> **What to produce**: Copy out all lines of the records in which the word "JSON" appears.

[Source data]
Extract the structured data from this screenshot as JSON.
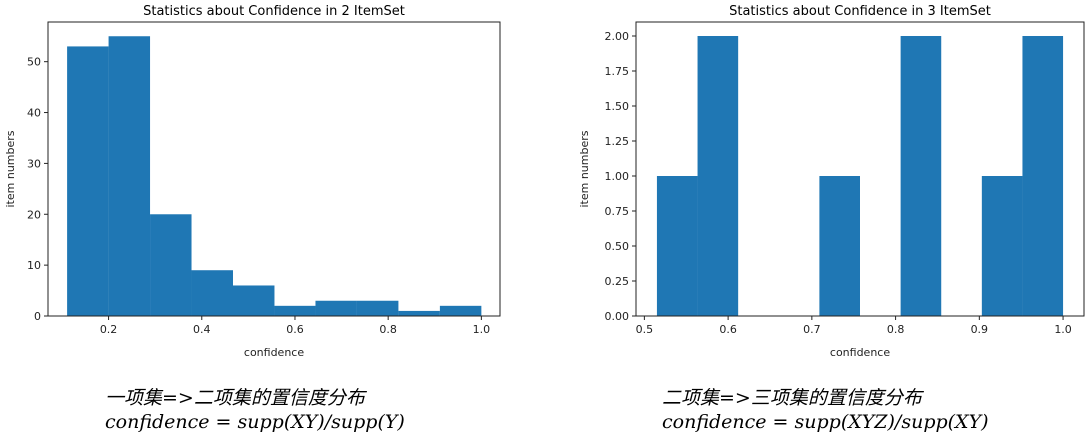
{
  "chart_data": [
    {
      "type": "bar",
      "subtype": "histogram",
      "title": "Statistics about Confidence in 2 ItemSet",
      "xlabel": "confidence",
      "ylabel": "item numbers",
      "xlim": [
        0.07,
        1.04
      ],
      "ylim": [
        0,
        57.8
      ],
      "bin_edges": [
        0.111,
        0.2,
        0.289,
        0.378,
        0.467,
        0.556,
        0.644,
        0.733,
        0.822,
        0.911,
        1.0
      ],
      "values": [
        53,
        55,
        20,
        9,
        6,
        2,
        3,
        3,
        1,
        2
      ],
      "xticks": [
        0.2,
        0.4,
        0.6,
        0.8,
        1.0
      ],
      "xtick_labels": [
        "0.2",
        "0.4",
        "0.6",
        "0.8",
        "1.0"
      ],
      "yticks": [
        0,
        10,
        20,
        30,
        40,
        50
      ],
      "ytick_labels": [
        "0",
        "10",
        "20",
        "30",
        "40",
        "50"
      ],
      "color": "#1f77b4",
      "grid": false
    },
    {
      "type": "bar",
      "subtype": "histogram",
      "title": "Statistics about Confidence in 3 ItemSet",
      "xlabel": "confidence",
      "ylabel": "item numbers",
      "xlim": [
        0.49,
        1.025
      ],
      "ylim": [
        0,
        2.1
      ],
      "bin_edges": [
        0.515,
        0.5635,
        0.612,
        0.6605,
        0.709,
        0.7575,
        0.806,
        0.8545,
        0.903,
        0.9515,
        1.0
      ],
      "values": [
        1,
        2,
        0,
        0,
        1,
        0,
        2,
        0,
        1,
        2
      ],
      "xticks": [
        0.5,
        0.6,
        0.7,
        0.8,
        0.9,
        1.0
      ],
      "xtick_labels": [
        "0.5",
        "0.6",
        "0.7",
        "0.8",
        "0.9",
        "1.0"
      ],
      "yticks": [
        0,
        0.25,
        0.5,
        0.75,
        1.0,
        1.25,
        1.5,
        1.75,
        2.0
      ],
      "ytick_labels": [
        "0.00",
        "0.25",
        "0.50",
        "0.75",
        "1.00",
        "1.25",
        "1.50",
        "1.75",
        "2.00"
      ],
      "color": "#1f77b4",
      "grid": false
    }
  ],
  "captions": [
    {
      "line1": "一项集=>二项集的置信度分布",
      "line2": "confidence = supp(XY)/supp(Y)"
    },
    {
      "line1": "二项集=>三项集的置信度分布",
      "line2": "confidence = supp(XYZ)/supp(XY)"
    }
  ]
}
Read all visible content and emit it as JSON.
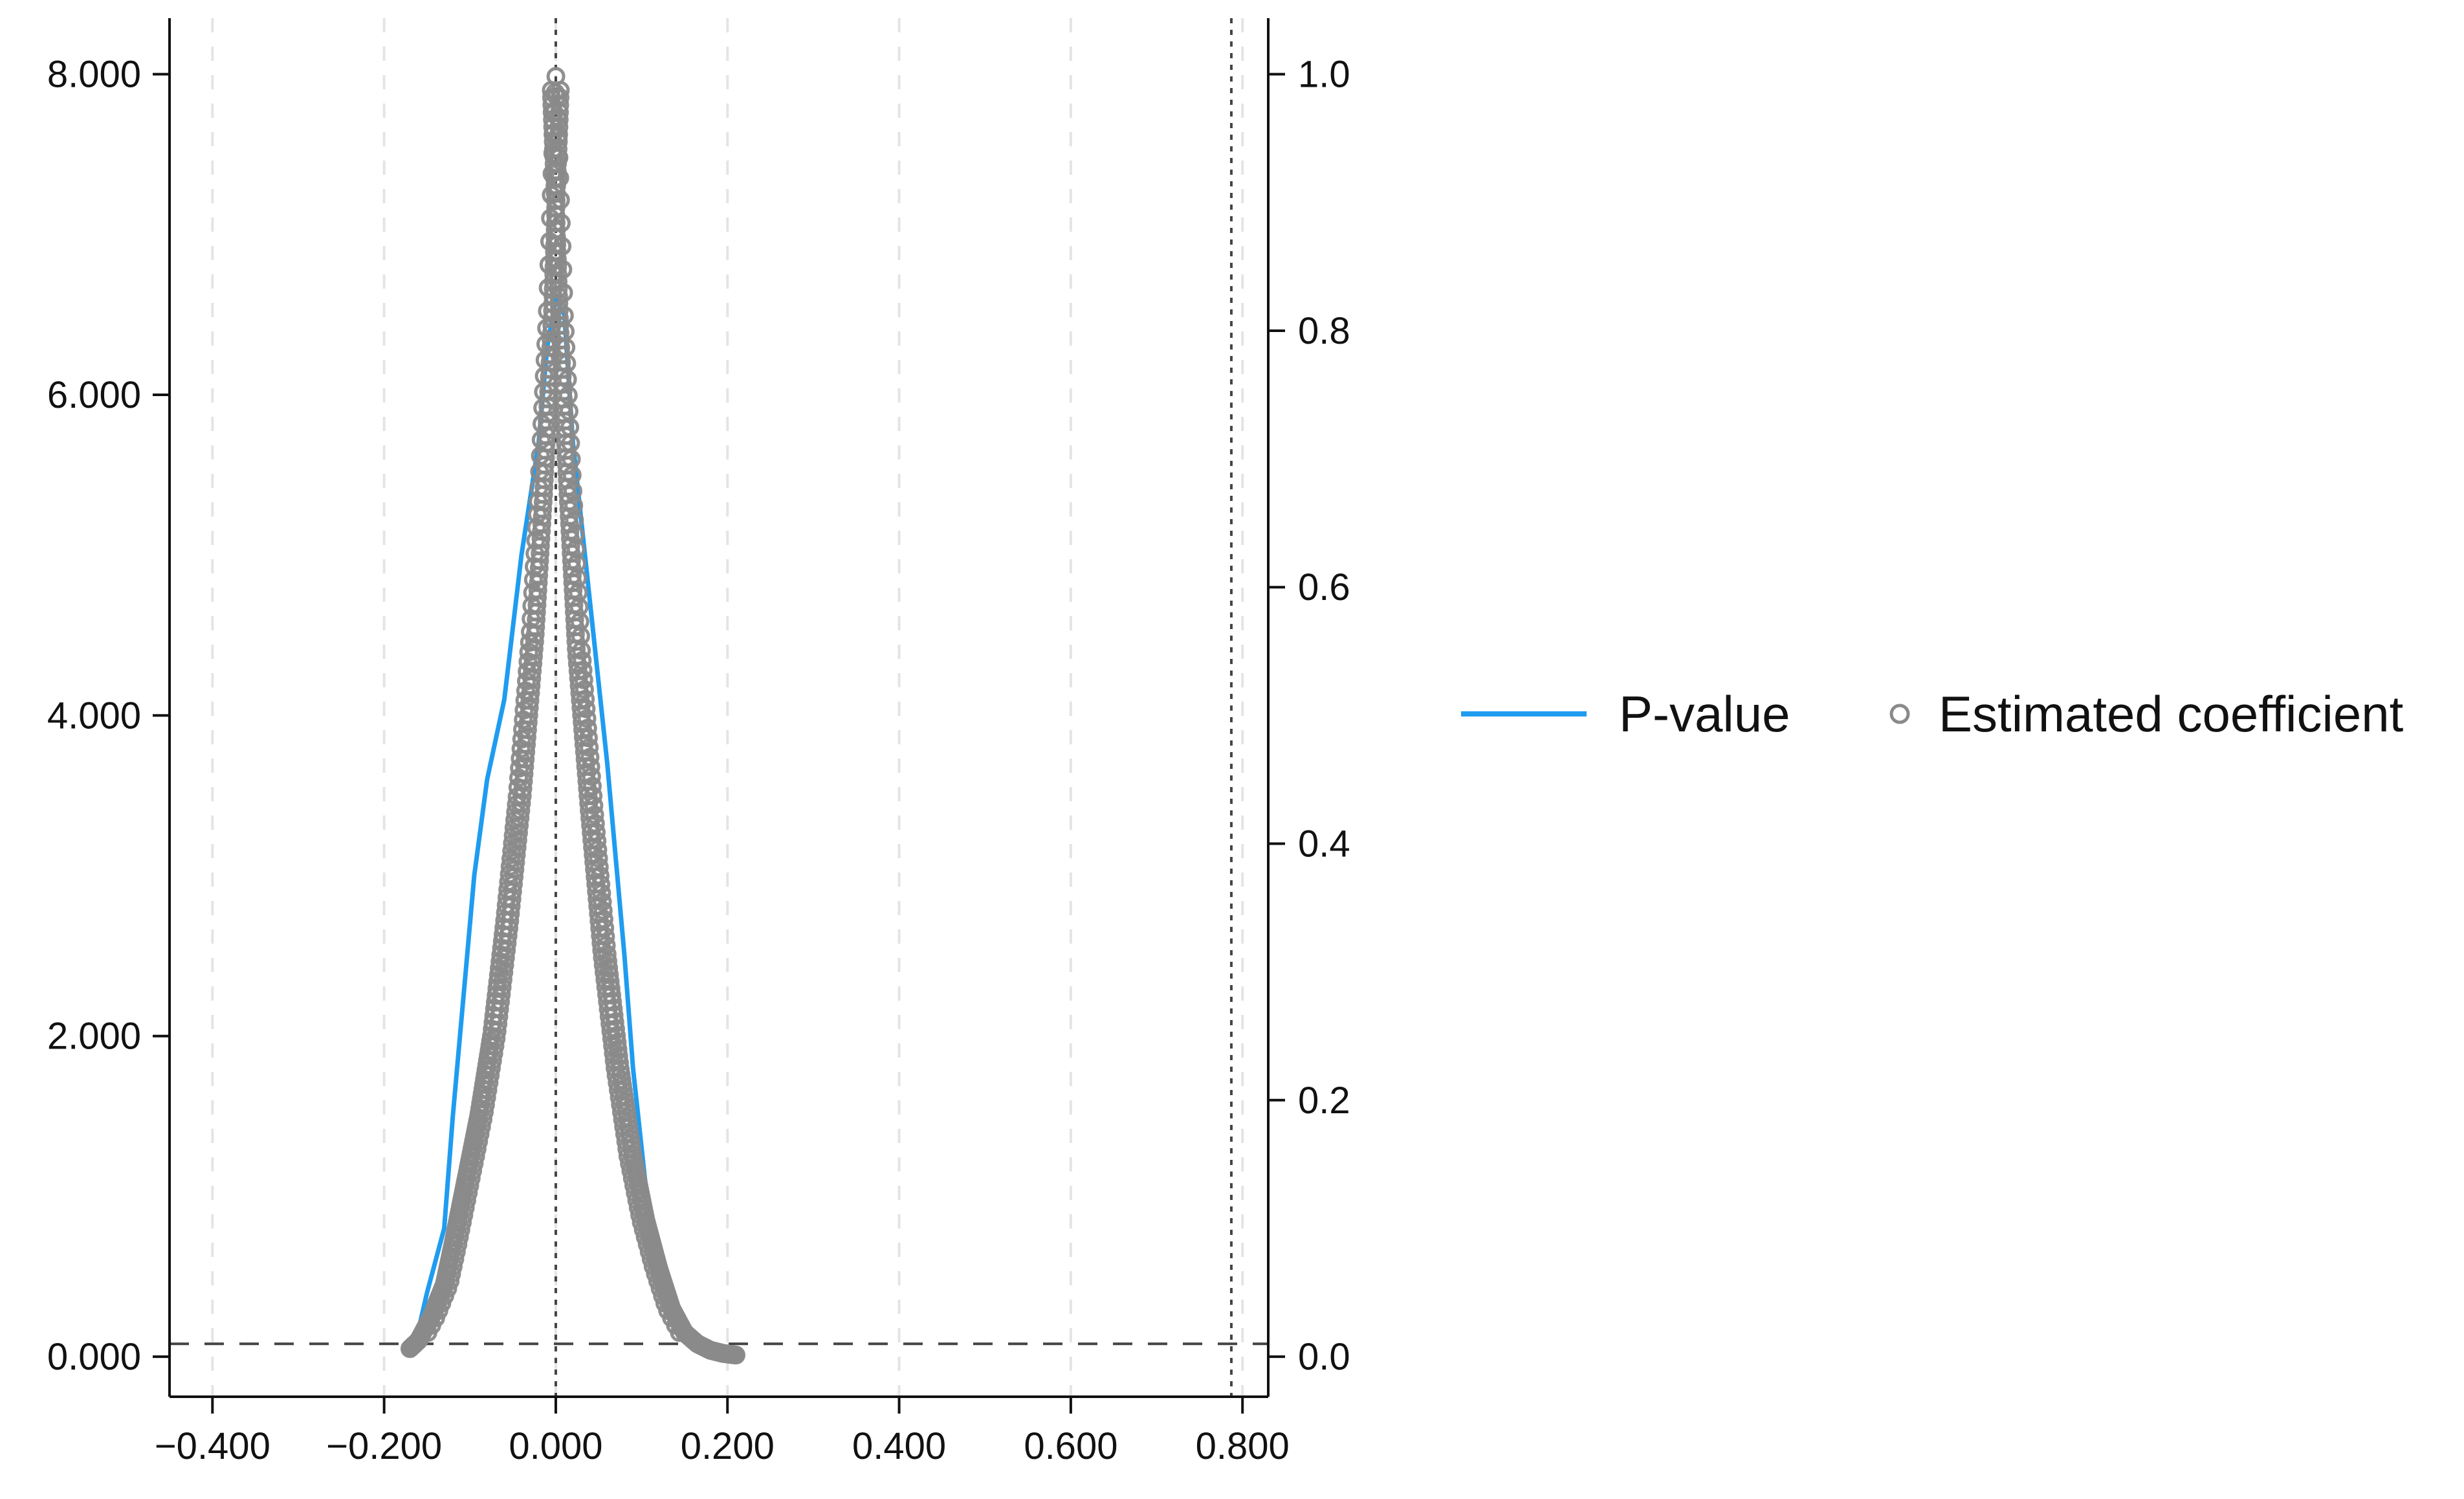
{
  "chart_data": {
    "type": "scatter",
    "title": "",
    "xlabel": "",
    "ylabel": "",
    "y2label": "",
    "xlim": [
      -0.45,
      0.83
    ],
    "ylim": [
      -0.25,
      8.35
    ],
    "y2lim": [
      -0.03125,
      1.04375
    ],
    "x_ticks": [
      -0.4,
      -0.2,
      0.0,
      0.2,
      0.4,
      0.6,
      0.8
    ],
    "x_tick_labels": [
      "−0.400",
      "−0.200",
      "0.000",
      "0.200",
      "0.400",
      "0.600",
      "0.800"
    ],
    "y_ticks": [
      0,
      2,
      4,
      6,
      8
    ],
    "y_tick_labels": [
      "0.000",
      "2.000",
      "4.000",
      "6.000",
      "8.000"
    ],
    "y2_ticks": [
      0.0,
      0.2,
      0.4,
      0.6,
      0.8,
      1.0
    ],
    "y2_tick_labels": [
      "0.0",
      "0.2",
      "0.4",
      "0.6",
      "0.8",
      "1.0"
    ],
    "grid": "vertical-dashed",
    "reference_lines": {
      "vertical": [
        0.0,
        0.787
      ],
      "horizontal_right_axis": [
        0.01
      ]
    },
    "legend": {
      "placement": "right",
      "entries": [
        "P-value",
        "Estimated coefficient"
      ]
    },
    "series": [
      {
        "name": "P-value",
        "kind": "line",
        "axis": "left",
        "color": "#1f9cf0",
        "x": [
          -0.165,
          -0.15,
          -0.13,
          -0.12,
          -0.105,
          -0.095,
          -0.08,
          -0.06,
          -0.04,
          -0.02,
          -0.01,
          0.0,
          0.01,
          0.02,
          0.04,
          0.06,
          0.08,
          0.09,
          0.11,
          0.13,
          0.15,
          0.17,
          0.19,
          0.2
        ],
        "y": [
          0.05,
          0.4,
          0.8,
          1.5,
          2.4,
          3.0,
          3.6,
          4.1,
          5.0,
          5.7,
          6.3,
          6.6,
          6.5,
          5.7,
          4.7,
          3.7,
          2.5,
          1.8,
          0.8,
          0.3,
          0.15,
          0.06,
          0.03,
          0.02
        ]
      },
      {
        "name": "Estimated coefficient",
        "kind": "scatter",
        "axis": "left",
        "color": "#8a8a8a",
        "profile_x": [
          -0.17,
          -0.16,
          -0.145,
          -0.13,
          -0.12,
          -0.105,
          -0.09,
          -0.075,
          -0.06,
          -0.045,
          -0.03,
          -0.02,
          -0.01,
          -0.005,
          0.0,
          0.005,
          0.01,
          0.02,
          0.03,
          0.045,
          0.06,
          0.075,
          0.09,
          0.105,
          0.12,
          0.135,
          0.15,
          0.165,
          0.18,
          0.195,
          0.21
        ],
        "profile_y": [
          0.05,
          0.1,
          0.25,
          0.45,
          0.7,
          1.1,
          1.5,
          2.0,
          2.7,
          3.5,
          4.5,
          5.4,
          6.5,
          7.3,
          8.0,
          7.3,
          6.5,
          5.4,
          4.4,
          3.4,
          2.5,
          1.8,
          1.25,
          0.85,
          0.55,
          0.3,
          0.15,
          0.08,
          0.04,
          0.02,
          0.01
        ]
      }
    ]
  }
}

> **Full answer**:
Extract the structured data from this screenshot as JSON.
Read all visible content and emit it as JSON.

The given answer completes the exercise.